**Records supplied:**
-*-*-

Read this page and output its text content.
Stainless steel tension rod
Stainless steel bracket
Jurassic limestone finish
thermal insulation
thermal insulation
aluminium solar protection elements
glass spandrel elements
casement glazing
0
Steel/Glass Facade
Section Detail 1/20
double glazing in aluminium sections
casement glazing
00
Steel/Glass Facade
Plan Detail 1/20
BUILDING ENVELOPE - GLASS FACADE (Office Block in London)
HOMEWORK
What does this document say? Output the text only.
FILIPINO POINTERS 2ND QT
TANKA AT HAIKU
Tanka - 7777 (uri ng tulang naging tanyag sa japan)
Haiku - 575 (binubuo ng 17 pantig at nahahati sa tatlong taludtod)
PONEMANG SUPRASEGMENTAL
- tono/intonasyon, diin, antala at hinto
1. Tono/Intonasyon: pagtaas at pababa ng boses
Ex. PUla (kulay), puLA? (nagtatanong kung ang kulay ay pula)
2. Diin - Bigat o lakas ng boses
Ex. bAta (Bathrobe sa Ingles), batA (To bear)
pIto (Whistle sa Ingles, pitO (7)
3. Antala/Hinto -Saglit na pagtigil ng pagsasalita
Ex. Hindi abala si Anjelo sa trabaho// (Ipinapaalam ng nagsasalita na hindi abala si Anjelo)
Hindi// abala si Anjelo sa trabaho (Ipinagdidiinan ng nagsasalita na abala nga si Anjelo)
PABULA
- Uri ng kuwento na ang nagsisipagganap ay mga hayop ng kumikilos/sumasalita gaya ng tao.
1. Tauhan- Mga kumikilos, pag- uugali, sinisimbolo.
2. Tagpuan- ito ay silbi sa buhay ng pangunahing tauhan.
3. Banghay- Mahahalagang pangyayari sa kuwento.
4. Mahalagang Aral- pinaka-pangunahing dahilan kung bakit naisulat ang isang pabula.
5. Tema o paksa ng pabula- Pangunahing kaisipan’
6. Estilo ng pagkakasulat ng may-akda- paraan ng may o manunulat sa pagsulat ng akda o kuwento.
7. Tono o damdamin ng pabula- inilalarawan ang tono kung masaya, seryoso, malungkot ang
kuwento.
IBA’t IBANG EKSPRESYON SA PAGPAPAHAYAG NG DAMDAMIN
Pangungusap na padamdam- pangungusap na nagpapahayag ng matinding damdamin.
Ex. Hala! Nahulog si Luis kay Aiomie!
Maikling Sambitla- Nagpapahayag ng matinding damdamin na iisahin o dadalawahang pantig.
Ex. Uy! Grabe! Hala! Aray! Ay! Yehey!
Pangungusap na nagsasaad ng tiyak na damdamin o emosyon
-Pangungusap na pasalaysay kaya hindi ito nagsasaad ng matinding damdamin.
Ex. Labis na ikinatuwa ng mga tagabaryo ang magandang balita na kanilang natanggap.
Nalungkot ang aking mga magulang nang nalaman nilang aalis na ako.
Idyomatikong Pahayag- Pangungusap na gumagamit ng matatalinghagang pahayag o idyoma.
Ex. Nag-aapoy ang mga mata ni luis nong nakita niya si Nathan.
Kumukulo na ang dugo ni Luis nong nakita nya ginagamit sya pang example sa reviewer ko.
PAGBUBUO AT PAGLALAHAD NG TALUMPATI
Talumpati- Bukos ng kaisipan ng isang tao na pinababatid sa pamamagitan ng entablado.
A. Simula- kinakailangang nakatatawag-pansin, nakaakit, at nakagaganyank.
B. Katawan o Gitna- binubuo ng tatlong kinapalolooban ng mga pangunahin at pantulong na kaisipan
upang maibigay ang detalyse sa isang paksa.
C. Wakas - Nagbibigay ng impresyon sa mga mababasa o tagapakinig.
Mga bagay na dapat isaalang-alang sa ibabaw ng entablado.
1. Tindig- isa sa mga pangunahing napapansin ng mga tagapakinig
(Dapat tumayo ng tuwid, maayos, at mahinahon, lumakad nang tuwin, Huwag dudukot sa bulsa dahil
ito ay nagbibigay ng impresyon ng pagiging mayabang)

-*-*-

**What to work on:**
Find every line with "binubuo" in the listing and state how many there are, nothing else.

**The output:**
2